• Task instructions: Lines that hold the string "apps" are to be counted; give only their number.

(Dataset excerpts)
┄┄┄┄┄┄┄┄┄┄
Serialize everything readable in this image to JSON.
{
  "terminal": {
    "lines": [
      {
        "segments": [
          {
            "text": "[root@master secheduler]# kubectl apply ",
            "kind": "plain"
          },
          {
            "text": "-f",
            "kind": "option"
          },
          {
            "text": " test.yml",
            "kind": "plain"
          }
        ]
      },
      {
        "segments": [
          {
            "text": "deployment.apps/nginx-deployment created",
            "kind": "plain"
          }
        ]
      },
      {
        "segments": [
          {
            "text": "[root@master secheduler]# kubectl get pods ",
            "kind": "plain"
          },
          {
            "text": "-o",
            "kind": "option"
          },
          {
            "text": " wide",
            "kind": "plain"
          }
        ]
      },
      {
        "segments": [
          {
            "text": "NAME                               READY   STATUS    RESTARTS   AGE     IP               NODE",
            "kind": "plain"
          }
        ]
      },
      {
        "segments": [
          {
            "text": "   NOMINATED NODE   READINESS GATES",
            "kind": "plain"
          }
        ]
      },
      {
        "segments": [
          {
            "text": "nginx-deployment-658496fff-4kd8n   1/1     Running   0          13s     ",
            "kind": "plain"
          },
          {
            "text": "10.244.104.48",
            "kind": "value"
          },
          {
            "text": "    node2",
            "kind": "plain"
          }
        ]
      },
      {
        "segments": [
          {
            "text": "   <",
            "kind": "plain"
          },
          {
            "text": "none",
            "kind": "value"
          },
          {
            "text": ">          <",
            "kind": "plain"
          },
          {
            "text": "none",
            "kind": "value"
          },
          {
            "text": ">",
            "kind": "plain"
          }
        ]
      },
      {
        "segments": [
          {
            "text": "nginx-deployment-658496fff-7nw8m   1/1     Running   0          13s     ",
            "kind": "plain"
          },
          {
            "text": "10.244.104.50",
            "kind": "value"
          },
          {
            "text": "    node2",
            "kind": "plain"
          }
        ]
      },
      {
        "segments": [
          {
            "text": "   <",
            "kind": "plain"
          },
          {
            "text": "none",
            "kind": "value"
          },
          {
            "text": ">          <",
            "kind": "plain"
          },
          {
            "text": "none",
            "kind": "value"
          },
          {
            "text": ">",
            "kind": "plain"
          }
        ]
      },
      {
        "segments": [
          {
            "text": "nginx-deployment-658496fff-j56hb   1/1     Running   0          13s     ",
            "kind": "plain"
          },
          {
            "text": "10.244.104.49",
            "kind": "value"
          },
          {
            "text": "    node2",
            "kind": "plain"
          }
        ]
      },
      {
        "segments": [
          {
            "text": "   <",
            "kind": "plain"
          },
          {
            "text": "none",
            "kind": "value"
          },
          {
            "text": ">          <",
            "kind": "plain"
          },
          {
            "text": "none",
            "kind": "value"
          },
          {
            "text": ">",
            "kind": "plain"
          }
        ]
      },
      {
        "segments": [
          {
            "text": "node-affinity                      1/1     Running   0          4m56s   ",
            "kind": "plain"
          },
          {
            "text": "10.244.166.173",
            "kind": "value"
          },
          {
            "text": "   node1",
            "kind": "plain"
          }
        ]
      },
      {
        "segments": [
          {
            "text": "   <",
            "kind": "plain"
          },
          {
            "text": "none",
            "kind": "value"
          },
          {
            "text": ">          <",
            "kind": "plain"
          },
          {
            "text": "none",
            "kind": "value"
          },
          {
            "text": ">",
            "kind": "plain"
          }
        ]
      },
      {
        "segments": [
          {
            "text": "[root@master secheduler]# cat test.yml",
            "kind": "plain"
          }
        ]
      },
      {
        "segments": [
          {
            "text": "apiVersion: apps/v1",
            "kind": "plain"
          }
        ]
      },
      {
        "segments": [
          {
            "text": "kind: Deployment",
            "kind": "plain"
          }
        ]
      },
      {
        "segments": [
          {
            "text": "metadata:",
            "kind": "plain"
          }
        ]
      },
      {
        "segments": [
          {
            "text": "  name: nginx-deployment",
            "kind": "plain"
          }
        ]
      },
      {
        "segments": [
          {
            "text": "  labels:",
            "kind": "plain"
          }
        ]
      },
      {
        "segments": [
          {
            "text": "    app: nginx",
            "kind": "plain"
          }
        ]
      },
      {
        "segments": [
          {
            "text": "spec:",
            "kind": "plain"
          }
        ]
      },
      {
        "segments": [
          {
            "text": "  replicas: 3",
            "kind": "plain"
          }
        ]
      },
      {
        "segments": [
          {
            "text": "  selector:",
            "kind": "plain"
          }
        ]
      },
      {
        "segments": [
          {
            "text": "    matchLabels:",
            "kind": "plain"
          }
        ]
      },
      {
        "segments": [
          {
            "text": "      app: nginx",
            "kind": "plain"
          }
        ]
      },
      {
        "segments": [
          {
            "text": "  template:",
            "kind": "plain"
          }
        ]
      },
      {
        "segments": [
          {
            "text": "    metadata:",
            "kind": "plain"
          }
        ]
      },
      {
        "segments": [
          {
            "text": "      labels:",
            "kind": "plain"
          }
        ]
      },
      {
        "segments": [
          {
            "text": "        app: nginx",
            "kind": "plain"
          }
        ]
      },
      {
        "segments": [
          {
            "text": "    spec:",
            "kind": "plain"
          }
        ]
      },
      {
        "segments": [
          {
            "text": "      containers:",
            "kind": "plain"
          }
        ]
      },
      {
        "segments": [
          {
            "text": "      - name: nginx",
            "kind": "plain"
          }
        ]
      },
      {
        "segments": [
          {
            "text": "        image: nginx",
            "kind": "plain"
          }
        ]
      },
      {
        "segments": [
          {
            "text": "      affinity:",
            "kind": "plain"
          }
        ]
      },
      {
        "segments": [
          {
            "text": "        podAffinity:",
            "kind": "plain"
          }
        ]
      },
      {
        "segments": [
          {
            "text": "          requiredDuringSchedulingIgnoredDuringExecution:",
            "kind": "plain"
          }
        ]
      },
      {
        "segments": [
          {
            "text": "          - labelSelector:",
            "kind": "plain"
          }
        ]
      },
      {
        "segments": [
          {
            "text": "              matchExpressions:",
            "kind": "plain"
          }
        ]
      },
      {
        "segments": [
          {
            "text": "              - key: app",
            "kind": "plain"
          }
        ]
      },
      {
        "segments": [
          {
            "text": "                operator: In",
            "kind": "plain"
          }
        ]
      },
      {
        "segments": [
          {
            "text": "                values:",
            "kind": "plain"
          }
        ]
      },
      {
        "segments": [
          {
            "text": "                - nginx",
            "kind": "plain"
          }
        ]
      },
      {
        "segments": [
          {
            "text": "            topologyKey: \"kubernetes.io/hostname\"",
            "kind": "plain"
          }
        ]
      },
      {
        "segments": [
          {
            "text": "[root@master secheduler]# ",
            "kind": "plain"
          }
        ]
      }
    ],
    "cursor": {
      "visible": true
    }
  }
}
┄┄┄┄┄┄┄┄┄┄
• Solved exercise: 2